Goal: Gather each line containing the string "trong" from these entries.

Records shown:
((

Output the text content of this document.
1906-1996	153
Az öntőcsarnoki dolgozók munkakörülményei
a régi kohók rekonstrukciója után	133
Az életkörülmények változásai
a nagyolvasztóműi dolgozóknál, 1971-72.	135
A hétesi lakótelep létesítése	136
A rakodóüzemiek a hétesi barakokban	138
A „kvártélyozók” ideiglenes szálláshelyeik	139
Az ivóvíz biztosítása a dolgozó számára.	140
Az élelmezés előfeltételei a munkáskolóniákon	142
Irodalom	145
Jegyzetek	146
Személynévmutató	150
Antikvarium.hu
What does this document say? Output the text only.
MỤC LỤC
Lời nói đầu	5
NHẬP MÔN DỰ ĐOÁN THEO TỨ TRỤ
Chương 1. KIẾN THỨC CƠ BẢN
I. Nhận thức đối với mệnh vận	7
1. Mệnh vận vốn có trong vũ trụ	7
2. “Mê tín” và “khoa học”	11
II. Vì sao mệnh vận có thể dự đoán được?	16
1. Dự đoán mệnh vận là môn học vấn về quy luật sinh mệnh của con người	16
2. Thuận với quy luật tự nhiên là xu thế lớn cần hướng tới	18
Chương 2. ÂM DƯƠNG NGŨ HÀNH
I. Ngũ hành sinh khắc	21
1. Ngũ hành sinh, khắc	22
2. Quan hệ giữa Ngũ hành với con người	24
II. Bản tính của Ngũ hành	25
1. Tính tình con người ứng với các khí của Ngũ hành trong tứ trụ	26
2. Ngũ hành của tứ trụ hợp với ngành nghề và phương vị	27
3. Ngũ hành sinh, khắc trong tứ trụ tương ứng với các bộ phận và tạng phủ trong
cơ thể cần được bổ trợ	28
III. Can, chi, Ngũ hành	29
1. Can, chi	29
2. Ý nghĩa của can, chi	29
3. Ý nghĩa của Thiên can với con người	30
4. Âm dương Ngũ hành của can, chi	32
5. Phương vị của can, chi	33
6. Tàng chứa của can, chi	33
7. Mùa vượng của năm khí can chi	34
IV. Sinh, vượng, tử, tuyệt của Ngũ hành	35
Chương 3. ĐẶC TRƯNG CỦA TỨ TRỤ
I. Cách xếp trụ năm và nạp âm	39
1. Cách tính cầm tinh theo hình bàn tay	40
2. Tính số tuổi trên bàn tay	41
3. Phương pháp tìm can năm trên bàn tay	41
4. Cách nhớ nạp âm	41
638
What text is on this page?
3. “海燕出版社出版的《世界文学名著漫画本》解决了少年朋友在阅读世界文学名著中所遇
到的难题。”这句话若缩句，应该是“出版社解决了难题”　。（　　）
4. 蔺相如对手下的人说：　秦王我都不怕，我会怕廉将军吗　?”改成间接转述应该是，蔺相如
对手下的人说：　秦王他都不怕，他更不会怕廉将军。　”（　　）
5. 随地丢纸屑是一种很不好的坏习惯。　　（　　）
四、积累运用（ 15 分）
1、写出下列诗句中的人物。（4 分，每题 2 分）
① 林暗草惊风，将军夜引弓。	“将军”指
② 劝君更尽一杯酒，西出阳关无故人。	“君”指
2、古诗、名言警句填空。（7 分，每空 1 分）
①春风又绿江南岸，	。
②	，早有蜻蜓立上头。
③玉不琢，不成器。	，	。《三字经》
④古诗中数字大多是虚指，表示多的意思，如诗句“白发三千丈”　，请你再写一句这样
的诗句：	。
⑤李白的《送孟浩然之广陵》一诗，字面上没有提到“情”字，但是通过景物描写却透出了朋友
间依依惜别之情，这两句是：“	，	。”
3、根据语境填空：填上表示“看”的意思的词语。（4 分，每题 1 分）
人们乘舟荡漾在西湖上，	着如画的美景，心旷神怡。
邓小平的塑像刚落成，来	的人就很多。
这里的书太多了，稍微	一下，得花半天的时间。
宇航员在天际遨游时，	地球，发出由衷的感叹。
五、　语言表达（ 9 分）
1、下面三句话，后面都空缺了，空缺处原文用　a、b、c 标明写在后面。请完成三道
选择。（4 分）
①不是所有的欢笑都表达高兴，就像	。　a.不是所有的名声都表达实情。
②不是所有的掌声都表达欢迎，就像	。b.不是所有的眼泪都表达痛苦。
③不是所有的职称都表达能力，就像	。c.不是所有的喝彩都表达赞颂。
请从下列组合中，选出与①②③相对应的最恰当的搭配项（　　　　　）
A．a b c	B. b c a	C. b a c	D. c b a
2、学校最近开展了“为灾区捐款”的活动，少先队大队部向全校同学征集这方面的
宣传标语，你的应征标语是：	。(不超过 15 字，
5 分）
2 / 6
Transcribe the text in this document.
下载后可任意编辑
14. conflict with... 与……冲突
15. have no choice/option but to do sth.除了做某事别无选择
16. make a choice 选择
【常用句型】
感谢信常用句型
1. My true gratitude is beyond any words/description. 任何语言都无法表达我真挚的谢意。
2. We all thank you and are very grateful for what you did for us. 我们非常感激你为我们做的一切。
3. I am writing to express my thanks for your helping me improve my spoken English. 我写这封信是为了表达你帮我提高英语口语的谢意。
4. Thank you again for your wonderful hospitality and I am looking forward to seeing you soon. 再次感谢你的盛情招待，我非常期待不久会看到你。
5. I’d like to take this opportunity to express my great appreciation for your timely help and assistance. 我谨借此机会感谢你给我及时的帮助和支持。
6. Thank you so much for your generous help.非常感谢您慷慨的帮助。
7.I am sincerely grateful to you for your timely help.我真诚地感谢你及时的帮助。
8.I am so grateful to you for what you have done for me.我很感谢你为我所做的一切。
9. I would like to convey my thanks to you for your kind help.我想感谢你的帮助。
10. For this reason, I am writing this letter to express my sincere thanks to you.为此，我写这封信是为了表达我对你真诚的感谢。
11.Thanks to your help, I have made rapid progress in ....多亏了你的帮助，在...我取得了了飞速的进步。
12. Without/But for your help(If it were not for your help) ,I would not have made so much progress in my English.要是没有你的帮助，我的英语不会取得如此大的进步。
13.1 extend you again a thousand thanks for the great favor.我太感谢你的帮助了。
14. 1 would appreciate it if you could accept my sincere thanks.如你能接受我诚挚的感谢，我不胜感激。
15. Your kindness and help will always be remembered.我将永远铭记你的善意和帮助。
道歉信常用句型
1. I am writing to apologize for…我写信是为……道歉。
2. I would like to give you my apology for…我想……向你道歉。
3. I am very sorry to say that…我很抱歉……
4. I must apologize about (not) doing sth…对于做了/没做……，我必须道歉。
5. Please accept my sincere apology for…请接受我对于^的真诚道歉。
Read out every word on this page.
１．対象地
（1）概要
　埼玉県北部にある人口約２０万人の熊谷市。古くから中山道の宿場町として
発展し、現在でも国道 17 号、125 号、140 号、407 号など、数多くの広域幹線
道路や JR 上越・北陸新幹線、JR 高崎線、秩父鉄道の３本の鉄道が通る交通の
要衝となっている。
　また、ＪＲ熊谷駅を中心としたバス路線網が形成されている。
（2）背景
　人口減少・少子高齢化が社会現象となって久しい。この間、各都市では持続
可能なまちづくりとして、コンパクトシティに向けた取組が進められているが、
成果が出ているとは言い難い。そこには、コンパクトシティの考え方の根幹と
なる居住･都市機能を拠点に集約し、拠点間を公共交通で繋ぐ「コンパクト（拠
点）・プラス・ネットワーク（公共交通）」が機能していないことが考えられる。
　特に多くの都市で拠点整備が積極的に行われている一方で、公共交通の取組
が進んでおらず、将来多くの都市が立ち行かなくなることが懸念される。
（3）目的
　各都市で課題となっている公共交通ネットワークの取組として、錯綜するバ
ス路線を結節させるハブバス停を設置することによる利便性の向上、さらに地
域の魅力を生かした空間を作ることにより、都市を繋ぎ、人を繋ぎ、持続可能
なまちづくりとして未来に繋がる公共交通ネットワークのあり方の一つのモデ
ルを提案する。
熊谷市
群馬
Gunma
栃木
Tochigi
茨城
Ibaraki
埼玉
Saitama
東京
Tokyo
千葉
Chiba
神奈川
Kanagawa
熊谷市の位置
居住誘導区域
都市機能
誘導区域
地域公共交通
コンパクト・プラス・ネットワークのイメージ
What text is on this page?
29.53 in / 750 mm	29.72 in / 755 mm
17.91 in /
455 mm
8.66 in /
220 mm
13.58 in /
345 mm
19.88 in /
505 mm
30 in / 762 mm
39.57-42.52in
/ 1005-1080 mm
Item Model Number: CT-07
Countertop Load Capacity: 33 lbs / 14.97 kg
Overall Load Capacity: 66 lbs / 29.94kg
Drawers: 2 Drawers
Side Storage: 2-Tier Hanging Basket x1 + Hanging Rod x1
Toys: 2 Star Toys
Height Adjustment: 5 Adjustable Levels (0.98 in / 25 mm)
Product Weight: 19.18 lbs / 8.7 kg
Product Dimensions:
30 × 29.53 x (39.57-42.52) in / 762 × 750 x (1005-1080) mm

))

The output:
1. Mệnh vận vốn có trong vũ trụ	7
1. Tính tình con người ứng với các khí của Ngũ hành trong tứ trụ	26
3. Ngũ hành sinh, khắc trong tứ trụ tương ứng với các bộ phận và tạng phủ trong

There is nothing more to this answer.